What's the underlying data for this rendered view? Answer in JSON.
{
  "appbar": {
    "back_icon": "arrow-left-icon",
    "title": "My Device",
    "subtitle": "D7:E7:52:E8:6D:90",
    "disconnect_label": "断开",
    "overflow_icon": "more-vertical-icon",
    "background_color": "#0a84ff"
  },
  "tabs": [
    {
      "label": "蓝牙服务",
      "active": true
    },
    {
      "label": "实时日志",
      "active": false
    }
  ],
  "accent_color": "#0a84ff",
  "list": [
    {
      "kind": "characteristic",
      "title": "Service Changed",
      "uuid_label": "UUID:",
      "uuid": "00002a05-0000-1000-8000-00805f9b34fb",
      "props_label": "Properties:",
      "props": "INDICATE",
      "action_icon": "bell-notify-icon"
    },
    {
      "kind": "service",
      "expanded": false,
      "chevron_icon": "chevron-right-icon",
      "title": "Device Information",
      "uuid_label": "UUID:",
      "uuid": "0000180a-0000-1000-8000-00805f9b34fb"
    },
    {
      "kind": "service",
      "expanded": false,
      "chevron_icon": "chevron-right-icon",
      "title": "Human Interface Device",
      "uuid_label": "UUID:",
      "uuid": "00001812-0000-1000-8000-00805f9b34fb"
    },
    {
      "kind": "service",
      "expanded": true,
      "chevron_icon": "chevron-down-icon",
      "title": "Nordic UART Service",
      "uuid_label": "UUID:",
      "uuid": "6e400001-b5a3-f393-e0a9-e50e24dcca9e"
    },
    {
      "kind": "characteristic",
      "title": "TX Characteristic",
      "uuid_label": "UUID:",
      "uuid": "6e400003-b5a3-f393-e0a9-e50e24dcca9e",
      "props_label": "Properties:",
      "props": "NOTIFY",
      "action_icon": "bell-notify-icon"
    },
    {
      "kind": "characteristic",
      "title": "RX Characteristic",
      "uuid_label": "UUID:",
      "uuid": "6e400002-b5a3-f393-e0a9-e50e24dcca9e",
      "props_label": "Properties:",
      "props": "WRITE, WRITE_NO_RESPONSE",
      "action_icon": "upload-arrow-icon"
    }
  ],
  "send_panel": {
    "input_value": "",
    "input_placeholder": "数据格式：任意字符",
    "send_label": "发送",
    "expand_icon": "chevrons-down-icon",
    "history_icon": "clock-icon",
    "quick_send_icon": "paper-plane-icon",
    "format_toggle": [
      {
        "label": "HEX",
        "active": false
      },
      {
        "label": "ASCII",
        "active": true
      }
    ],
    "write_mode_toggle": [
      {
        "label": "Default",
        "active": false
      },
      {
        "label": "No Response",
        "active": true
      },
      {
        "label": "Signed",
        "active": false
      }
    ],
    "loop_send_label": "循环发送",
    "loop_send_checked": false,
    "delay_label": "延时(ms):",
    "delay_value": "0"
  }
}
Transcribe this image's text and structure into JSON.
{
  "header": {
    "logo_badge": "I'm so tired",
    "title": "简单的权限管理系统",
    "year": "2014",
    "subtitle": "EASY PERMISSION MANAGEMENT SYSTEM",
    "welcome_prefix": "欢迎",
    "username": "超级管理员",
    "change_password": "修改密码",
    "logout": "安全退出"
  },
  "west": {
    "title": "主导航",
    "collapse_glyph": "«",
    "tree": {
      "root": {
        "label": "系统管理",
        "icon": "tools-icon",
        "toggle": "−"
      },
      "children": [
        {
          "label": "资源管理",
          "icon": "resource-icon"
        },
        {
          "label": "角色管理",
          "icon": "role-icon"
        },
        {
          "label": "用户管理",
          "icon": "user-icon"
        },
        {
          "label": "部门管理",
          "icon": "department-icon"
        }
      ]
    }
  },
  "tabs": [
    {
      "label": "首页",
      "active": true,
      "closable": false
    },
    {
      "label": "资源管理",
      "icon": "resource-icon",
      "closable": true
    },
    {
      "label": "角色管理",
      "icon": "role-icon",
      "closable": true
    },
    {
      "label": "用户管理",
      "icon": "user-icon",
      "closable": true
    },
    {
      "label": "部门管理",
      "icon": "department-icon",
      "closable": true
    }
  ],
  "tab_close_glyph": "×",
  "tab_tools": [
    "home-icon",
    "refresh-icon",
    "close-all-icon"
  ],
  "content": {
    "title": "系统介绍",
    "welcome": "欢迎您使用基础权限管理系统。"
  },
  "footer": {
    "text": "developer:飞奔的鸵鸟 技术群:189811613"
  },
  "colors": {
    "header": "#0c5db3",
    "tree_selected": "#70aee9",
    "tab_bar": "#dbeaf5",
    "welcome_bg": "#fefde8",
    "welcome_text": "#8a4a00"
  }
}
━━━━━━━━━━━━━━━━━━━━━━━━━━━━━━
Return every line exactly.

» ANSWER TO THE EXERCISE:
What's the underlying data for this rendered view? Answer in JSON.
{
  "appbar": {
    "back_icon": "arrow-left-icon",
    "title": "My Device",
    "subtitle": "D7:E7:52:E8:6D:90",
    "disconnect_label": "断开",
    "overflow_icon": "more-vertical-icon",
    "background_color": "#0a84ff"
  },
  "tabs": [
    {
      "label": "蓝牙服务",
      "active": true
    },
    {
      "label": "实时日志",
      "active": false
    }
  ],
  "accent_color": "#0a84ff",
  "list": [
    {
      "kind": "characteristic",
      "title": "Service Changed",
      "uuid_label": "UUID:",
      "uuid": "00002a05-0000-1000-8000-00805f9b34fb",
      "props_label": "Properties:",
      "props": "INDICATE",
      "action_icon": "bell-notify-icon"
    },
    {
      "kind": "service",
      "expanded": false,
      "chevron_icon": "chevron-right-icon",
      "title": "Device Information",
      "uuid_label": "UUID:",
      "uuid": "0000180a-0000-1000-8000-00805f9b34fb"
    },
    {
      "kind": "service",
      "expanded": false,
      "chevron_icon": "chevron-right-icon",
      "title": "Human Interface Device",
      "uuid_label": "UUID:",
      "uuid": "00001812-0000-1000-8000-00805f9b34fb"
    },
    {
      "kind": "service",
      "expanded": true,
      "chevron_icon": "chevron-down-icon",
      "title": "Nordic UART Service",
      "uuid_label": "UUID:",
      "uuid": "6e400001-b5a3-f393-e0a9-e50e24dcca9e"
    },
    {
      "kind": "characteristic",
      "title": "TX Characteristic",
      "uuid_label": "UUID:",
      "uuid": "6e400003-b5a3-f393-e0a9-e50e24dcca9e",
      "props_label": "Properties:",
      "props": "NOTIFY",
      "action_icon": "bell-notify-icon"
    },
    {
      "kind": "characteristic",
      "title": "RX Characteristic",
      "uuid_label": "UUID:",
      "uuid": "6e400002-b5a3-f393-e0a9-e50e24dcca9e",
      "props_label": "Properties:",
      "props": "WRITE, WRITE_NO_RESPONSE",
      "action_icon": "upload-arrow-icon"
    }
  ],
  "send_panel": {
    "input_value": "",
    "input_placeholder": "数据格式：任意字符",
    "send_label": "发送",
    "expand_icon": "chevrons-down-icon",
    "history_icon": "clock-icon",
    "quick_send_icon": "paper-plane-icon",
    "format_toggle": [
      {
        "label": "HEX",
        "active": false
      },
      {
        "label": "ASCII",
        "active": true
      }
    ],
    "write_mode_toggle": [
      {
        "label": "Default",
        "active": false
      },
      {
        "label": "No Response",
        "active": true
      },
      {
        "label": "Signed",
        "active": false
      }
    ],
    "loop_send_label": "循环发送",
    "loop_send_checked": false,
    "delay_label": "延时(ms):",
    "delay_value": "0"
  }
}
Transcribe this image's text and structure into JSON.
{
  "header": {
    "logo_badge": "I'm so tired",
    "title": "简单的权限管理系统",
    "year": "2014",
    "subtitle": "EASY PERMISSION MANAGEMENT SYSTEM",
    "welcome_prefix": "欢迎",
    "username": "超级管理员",
    "change_password": "修改密码",
    "logout": "安全退出"
  },
  "west": {
    "title": "主导航",
    "collapse_glyph": "«",
    "tree": {
      "root": {
        "label": "系统管理",
        "icon": "tools-icon",
        "toggle": "−"
      },
      "children": [
        {
          "label": "资源管理",
          "icon": "resource-icon"
        },
        {
          "label": "角色管理",
          "icon": "role-icon"
        },
        {
          "label": "用户管理",
          "icon": "user-icon"
        },
        {
          "label": "部门管理",
          "icon": "department-icon"
        }
      ]
    }
  },
  "tabs": [
    {
      "label": "首页",
      "active": true,
      "closable": false
    },
    {
      "label": "资源管理",
      "icon": "resource-icon",
      "closable": true
    },
    {
      "label": "角色管理",
      "icon": "role-icon",
      "closable": true
    },
    {
      "label": "用户管理",
      "icon": "user-icon",
      "closable": true
    },
    {
      "label": "部门管理",
      "icon": "department-icon",
      "closable": true
    }
  ],
  "tab_close_glyph": "×",
  "tab_tools": [
    "home-icon",
    "refresh-icon",
    "close-all-icon"
  ],
  "content": {
    "title": "系统介绍",
    "welcome": "欢迎您使用基础权限管理系统。"
  },
  "footer": {
    "text": "developer:飞奔的鸵鸟 技术群:189811613"
  },
  "colors": {
    "header": "#0c5db3",
    "tree_selected": "#70aee9",
    "tab_bar": "#dbeaf5",
    "welcome_bg": "#fefde8",
    "welcome_text": "#8a4a00"
  }
}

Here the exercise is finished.